— start Extracted information —

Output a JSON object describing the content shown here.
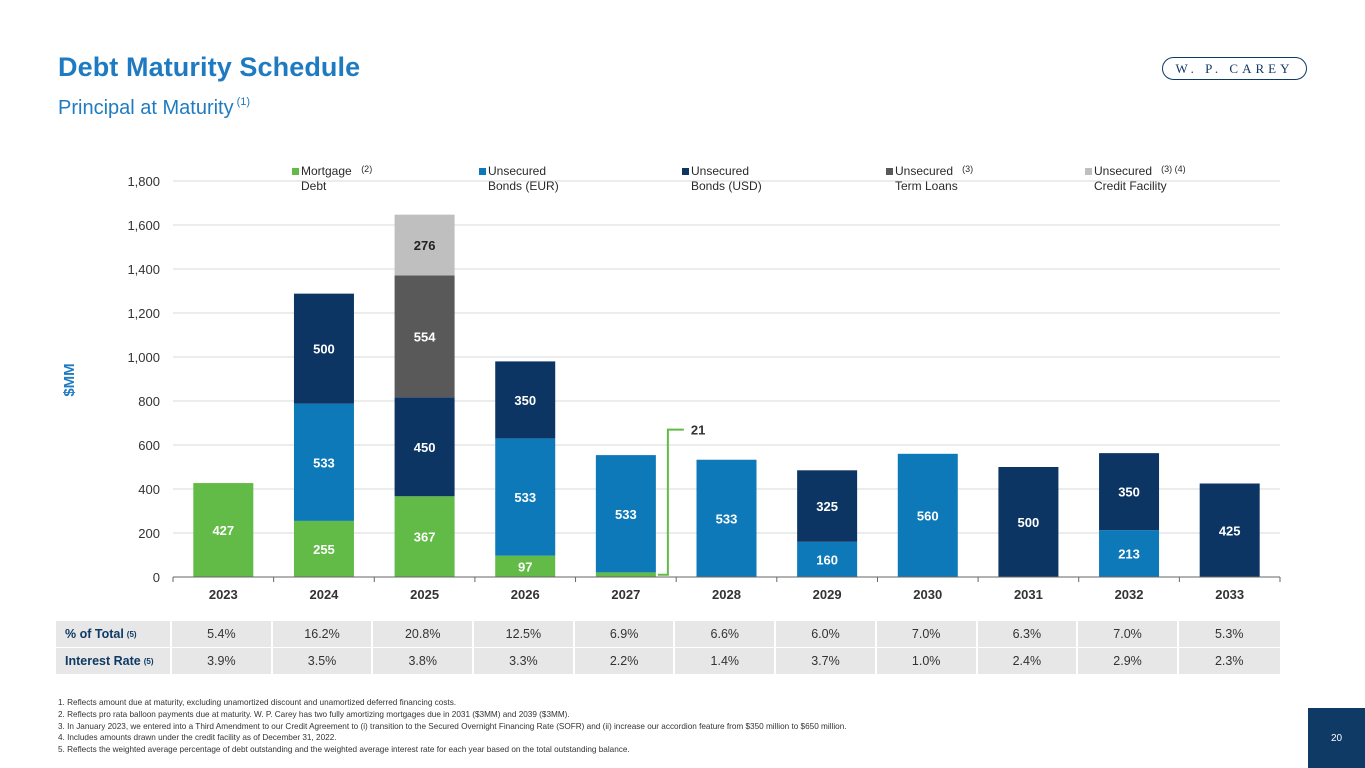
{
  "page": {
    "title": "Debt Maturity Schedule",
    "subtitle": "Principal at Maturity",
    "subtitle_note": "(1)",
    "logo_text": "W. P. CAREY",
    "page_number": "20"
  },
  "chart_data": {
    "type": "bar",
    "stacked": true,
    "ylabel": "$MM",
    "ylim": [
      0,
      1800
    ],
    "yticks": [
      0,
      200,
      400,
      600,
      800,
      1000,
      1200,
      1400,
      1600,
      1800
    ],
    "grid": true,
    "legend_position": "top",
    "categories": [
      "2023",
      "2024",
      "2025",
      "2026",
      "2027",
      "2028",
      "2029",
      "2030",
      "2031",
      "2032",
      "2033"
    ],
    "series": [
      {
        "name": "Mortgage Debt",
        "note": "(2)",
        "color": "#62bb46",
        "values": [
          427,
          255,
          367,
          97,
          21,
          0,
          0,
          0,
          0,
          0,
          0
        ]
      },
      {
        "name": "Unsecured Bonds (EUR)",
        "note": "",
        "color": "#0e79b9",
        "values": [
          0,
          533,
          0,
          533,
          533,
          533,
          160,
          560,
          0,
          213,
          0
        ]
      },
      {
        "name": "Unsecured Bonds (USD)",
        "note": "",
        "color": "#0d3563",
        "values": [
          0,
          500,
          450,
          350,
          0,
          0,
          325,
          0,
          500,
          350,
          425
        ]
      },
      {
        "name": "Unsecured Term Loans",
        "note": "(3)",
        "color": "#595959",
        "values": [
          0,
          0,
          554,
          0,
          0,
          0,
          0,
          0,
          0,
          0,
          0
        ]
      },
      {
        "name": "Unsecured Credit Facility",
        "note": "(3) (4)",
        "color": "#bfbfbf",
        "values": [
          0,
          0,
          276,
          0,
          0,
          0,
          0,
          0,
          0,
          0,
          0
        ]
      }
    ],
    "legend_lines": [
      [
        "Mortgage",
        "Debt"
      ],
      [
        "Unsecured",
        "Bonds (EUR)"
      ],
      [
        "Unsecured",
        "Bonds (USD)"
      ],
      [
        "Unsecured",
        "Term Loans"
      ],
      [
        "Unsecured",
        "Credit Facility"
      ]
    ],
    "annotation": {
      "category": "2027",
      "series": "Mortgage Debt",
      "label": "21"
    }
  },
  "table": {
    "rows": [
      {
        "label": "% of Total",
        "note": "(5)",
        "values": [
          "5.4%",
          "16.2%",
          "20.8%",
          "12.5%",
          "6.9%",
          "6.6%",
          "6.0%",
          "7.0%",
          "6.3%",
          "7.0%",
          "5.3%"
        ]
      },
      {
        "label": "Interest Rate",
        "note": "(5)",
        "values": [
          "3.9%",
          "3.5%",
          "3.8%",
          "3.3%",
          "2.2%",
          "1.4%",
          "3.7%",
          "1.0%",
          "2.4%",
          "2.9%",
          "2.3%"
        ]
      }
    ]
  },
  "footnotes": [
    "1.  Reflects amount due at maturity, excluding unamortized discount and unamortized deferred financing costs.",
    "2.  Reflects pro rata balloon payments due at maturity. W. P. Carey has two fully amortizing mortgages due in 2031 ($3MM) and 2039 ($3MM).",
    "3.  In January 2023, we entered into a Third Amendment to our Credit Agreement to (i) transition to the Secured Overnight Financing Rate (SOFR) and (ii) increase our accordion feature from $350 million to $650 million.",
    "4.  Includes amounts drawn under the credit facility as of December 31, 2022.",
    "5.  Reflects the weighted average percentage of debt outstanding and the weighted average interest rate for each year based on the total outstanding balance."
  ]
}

— end Extracted information —
— start Extracted information —

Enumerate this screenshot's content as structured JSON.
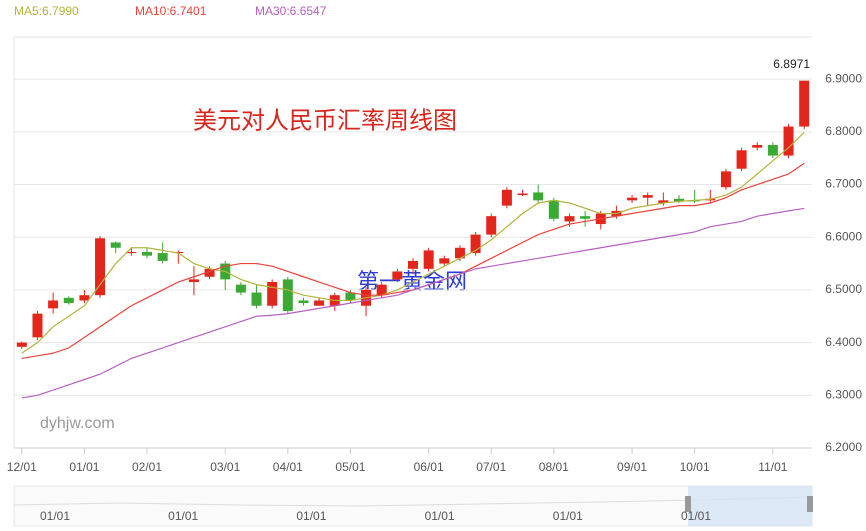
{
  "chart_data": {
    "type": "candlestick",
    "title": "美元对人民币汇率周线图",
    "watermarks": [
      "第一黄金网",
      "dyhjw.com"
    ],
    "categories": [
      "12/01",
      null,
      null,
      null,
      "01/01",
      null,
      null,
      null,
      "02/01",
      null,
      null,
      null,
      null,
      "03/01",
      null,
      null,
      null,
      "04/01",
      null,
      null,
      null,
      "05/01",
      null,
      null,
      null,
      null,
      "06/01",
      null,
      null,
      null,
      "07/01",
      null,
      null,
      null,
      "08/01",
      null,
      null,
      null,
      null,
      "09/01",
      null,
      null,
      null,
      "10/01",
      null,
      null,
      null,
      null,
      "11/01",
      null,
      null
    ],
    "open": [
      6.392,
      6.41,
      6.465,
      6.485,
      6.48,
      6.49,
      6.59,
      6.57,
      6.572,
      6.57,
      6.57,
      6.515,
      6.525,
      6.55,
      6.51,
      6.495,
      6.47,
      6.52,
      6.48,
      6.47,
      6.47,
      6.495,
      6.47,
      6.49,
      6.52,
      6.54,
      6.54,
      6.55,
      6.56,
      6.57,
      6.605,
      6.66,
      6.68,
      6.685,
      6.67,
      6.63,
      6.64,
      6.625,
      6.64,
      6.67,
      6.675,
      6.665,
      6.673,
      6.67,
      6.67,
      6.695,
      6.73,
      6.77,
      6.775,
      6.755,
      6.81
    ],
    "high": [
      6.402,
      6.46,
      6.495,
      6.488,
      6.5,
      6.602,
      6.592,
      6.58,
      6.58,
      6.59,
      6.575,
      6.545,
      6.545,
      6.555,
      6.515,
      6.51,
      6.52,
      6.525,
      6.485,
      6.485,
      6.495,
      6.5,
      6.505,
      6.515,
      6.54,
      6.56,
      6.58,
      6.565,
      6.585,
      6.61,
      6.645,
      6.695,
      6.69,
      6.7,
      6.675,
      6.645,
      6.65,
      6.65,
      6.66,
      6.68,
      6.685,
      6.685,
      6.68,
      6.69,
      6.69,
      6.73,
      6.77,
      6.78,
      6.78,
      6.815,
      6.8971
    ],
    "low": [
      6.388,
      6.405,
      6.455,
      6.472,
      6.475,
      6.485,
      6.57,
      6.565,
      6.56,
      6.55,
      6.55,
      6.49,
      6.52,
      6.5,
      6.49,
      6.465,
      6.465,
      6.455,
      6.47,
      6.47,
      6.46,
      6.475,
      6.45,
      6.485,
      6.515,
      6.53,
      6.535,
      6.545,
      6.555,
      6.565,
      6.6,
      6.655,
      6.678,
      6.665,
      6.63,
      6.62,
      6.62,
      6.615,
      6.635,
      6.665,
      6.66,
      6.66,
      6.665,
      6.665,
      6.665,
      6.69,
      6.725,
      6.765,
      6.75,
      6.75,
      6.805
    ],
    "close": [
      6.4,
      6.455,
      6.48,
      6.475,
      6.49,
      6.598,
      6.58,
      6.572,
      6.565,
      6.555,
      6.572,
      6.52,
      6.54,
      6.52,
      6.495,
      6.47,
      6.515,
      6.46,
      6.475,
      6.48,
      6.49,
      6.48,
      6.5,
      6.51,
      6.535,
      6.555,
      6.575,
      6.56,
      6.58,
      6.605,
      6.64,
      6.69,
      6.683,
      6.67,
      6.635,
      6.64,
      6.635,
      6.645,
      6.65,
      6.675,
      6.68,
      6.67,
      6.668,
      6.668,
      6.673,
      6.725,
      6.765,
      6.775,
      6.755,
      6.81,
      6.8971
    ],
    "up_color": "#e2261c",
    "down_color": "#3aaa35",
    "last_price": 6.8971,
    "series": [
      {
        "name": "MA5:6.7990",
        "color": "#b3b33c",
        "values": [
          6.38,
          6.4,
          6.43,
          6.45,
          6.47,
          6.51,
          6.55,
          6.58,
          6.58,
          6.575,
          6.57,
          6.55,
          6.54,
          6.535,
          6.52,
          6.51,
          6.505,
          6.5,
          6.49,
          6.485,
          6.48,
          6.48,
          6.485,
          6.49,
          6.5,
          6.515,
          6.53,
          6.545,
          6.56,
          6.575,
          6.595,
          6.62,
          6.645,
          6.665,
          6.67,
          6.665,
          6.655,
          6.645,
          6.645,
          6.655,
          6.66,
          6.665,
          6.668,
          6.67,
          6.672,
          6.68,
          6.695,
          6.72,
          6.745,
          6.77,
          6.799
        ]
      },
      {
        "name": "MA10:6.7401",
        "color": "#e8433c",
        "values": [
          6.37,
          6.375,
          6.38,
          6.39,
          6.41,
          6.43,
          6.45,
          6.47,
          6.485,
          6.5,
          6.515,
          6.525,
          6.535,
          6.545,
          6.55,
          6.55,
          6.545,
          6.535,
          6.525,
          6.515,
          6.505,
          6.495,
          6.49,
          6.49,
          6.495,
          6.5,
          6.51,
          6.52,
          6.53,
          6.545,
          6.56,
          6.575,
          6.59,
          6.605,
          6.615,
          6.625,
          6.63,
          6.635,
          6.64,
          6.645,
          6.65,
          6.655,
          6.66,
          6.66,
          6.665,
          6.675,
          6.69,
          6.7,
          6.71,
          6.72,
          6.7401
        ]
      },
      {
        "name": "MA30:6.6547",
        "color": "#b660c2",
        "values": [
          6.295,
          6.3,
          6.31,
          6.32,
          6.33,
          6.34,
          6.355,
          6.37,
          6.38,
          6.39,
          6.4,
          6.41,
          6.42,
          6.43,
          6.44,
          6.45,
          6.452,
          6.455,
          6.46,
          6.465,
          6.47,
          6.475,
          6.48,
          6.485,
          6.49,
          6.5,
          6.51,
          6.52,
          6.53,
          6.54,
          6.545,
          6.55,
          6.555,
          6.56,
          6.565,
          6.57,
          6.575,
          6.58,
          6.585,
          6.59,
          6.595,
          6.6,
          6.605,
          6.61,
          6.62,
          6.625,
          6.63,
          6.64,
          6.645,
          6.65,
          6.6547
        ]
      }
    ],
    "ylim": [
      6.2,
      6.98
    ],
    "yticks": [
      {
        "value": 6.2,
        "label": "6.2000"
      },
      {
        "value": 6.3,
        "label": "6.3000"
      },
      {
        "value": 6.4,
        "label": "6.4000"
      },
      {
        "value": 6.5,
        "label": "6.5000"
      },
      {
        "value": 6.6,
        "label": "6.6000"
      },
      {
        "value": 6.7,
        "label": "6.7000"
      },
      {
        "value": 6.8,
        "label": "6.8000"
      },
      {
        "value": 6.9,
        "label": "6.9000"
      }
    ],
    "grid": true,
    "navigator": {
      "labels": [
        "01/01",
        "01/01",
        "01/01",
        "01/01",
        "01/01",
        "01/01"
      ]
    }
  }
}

— end Extracted information —

• _Exercise requirements_
From the listing, copy each line containing the word "Reflects".

• _The answer_
    "1.  Reflects amount due at maturity, excluding unamortized discount and unamortized deferred financing costs.",
    "2.  Reflects pro rata balloon payments due at maturity. W. P. Carey has two fully amortizing mortgages due in 2031 ($3MM) and 2039 ($3MM).",
    "5.  Reflects the weighted average percentage of debt outstanding and the weighted average interest rate for each year based on the total outstanding balance."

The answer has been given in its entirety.